Document:
^^^^^^^^

The library supports many standard graph algorithms such as clustering, link analysis, minimum spanning tree, shortest path, cliques, coloring, cuts, Erdos-Renyi or graph polynomial.

Sampling large graphs

Most datasets included in the PyG library contain an extremely large number of nodes and edges, making them impractical to visualize directly. To address this, we can extract (or sample) one or more subgraphs that are easier to display.

In our design, a subgraph is derived from the original large graph by sampling its nodes and edges based on a specified range of indices, as shown below:

Fig. 1 Illustration of sampling a large graph data

In the illustration above, the sampled nodes are [12, ...., 19]

Implementation

For the sake of simplicity, let wraps the visualization of a graph neural network data into a class GNNPlotter which constructor takes 3 parameters [ref 4]:

• graph: Reference to NetworkX directed or undirected graph
• data: Data representation of the graph dataset
• samples_node_index_range: Tuple (index of first sampled node, index of last sampled node) 

import networkx as nx
from networkx import Graph
from torch_geometric.data import Data
from typing import Tuple, AnyStr, Callable, Dict, Any, Self, List
import matplotlib.pyplot as plt


class GNNPlotter(object):

    # Default constructor
    def __init__(self, graph: Graph, data: Data, sampled_node_index_range: Tuple[int, int] = None) -> None:
        self.graph = graph
        self.data = data
        self.sampled_node_index_range = sampled_node_index_range

     # Constructor for undirected graph
    @classmethod
    def build(cls, data: Data, sampled_node_index_range: Tuple[int, int] = None) -> Self:
        return cls(nx.Graph(), data, sampled_node_index_range)

^^^^^^^^

Data lines:
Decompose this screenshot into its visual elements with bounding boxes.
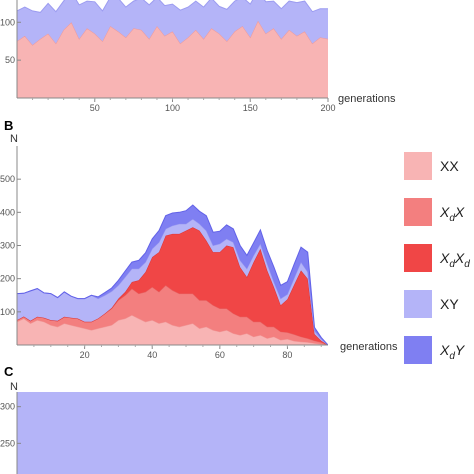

^^^^^^^^

Written request:
Reproduce word for word the part of the graph-sampling text from "Most datasets included" up to and including "easier to display.".

Solution:
Most datasets included in the PyG library contain an extremely large number of nodes and edges, making them impractical to visualize directly. To address this, we can extract (or sample) one or more subgraphs that are easier to display.